● Instruction
Repeat the records below exactly as they appear.

● Provided data
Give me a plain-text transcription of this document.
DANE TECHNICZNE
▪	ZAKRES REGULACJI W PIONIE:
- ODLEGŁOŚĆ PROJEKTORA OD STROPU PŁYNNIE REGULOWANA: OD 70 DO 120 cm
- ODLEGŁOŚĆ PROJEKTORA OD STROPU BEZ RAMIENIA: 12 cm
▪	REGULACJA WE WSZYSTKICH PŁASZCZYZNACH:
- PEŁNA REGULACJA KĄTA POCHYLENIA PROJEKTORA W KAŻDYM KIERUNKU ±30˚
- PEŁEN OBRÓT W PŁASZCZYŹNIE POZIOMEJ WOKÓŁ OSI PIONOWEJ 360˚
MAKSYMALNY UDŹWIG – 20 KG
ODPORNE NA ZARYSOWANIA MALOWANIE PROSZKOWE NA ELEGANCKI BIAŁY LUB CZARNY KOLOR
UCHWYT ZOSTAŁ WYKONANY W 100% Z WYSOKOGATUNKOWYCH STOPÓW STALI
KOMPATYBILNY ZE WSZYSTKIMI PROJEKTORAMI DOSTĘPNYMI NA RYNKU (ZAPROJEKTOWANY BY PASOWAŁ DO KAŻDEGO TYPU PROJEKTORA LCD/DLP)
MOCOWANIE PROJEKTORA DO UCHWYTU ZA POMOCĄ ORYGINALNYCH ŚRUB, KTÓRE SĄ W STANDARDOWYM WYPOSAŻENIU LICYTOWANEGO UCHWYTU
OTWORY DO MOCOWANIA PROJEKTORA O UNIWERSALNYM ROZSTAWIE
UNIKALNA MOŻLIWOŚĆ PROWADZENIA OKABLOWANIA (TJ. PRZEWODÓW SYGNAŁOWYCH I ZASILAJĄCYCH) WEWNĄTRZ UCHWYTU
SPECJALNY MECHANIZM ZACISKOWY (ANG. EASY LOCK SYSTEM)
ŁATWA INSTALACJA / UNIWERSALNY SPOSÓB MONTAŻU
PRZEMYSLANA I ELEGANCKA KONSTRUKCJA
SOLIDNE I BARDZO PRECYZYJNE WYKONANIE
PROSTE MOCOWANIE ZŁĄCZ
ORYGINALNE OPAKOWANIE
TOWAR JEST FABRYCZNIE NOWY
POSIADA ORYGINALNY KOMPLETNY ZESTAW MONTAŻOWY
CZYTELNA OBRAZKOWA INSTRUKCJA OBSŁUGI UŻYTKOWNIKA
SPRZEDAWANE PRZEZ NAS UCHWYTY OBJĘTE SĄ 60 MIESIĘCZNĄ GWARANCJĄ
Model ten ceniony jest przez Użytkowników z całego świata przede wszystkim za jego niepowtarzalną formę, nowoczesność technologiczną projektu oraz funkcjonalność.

● Written answer
Give me a plain-text transcription of this document.
DANE TECHNICZNE
▪	ZAKRES REGULACJI W PIONIE:
- ODLEGŁOŚĆ PROJEKTORA OD STROPU PŁYNNIE REGULOWANA: OD 70 DO 120 cm
- ODLEGŁOŚĆ PROJEKTORA OD STROPU BEZ RAMIENIA: 12 cm
▪	REGULACJA WE WSZYSTKICH PŁASZCZYZNACH:
- PEŁNA REGULACJA KĄTA POCHYLENIA PROJEKTORA W KAŻDYM KIERUNKU ±30˚
- PEŁEN OBRÓT W PŁASZCZYŹNIE POZIOMEJ WOKÓŁ OSI PIONOWEJ 360˚
MAKSYMALNY UDŹWIG – 20 KG
ODPORNE NA ZARYSOWANIA MALOWANIE PROSZKOWE NA ELEGANCKI BIAŁY LUB CZARNY KOLOR
UCHWYT ZOSTAŁ WYKONANY W 100% Z WYSOKOGATUNKOWYCH STOPÓW STALI
KOMPATYBILNY ZE WSZYSTKIMI PROJEKTORAMI DOSTĘPNYMI NA RYNKU (ZAPROJEKTOWANY BY PASOWAŁ DO KAŻDEGO TYPU PROJEKTORA LCD/DLP)
MOCOWANIE PROJEKTORA DO UCHWYTU ZA POMOCĄ ORYGINALNYCH ŚRUB, KTÓRE SĄ W STANDARDOWYM WYPOSAŻENIU LICYTOWANEGO UCHWYTU
OTWORY DO MOCOWANIA PROJEKTORA O UNIWERSALNYM ROZSTAWIE
UNIKALNA MOŻLIWOŚĆ PROWADZENIA OKABLOWANIA (TJ. PRZEWODÓW SYGNAŁOWYCH I ZASILAJĄCYCH) WEWNĄTRZ UCHWYTU
SPECJALNY MECHANIZM ZACISKOWY (ANG. EASY LOCK SYSTEM)
ŁATWA INSTALACJA / UNIWERSALNY SPOSÓB MONTAŻU
PRZEMYSLANA I ELEGANCKA KONSTRUKCJA
SOLIDNE I BARDZO PRECYZYJNE WYKONANIE
PROSTE MOCOWANIE ZŁĄCZ
ORYGINALNE OPAKOWANIE
TOWAR JEST FABRYCZNIE NOWY
POSIADA ORYGINALNY KOMPLETNY ZESTAW MONTAŻOWY
CZYTELNA OBRAZKOWA INSTRUKCJA OBSŁUGI UŻYTKOWNIKA
SPRZEDAWANE PRZEZ NAS UCHWYTY OBJĘTE SĄ 60 MIESIĘCZNĄ GWARANCJĄ
Model ten ceniony jest przez Użytkowników z całego świata przede wszystkim za jego niepowtarzalną formę, nowoczesność technologiczną projektu oraz funkcjonalność.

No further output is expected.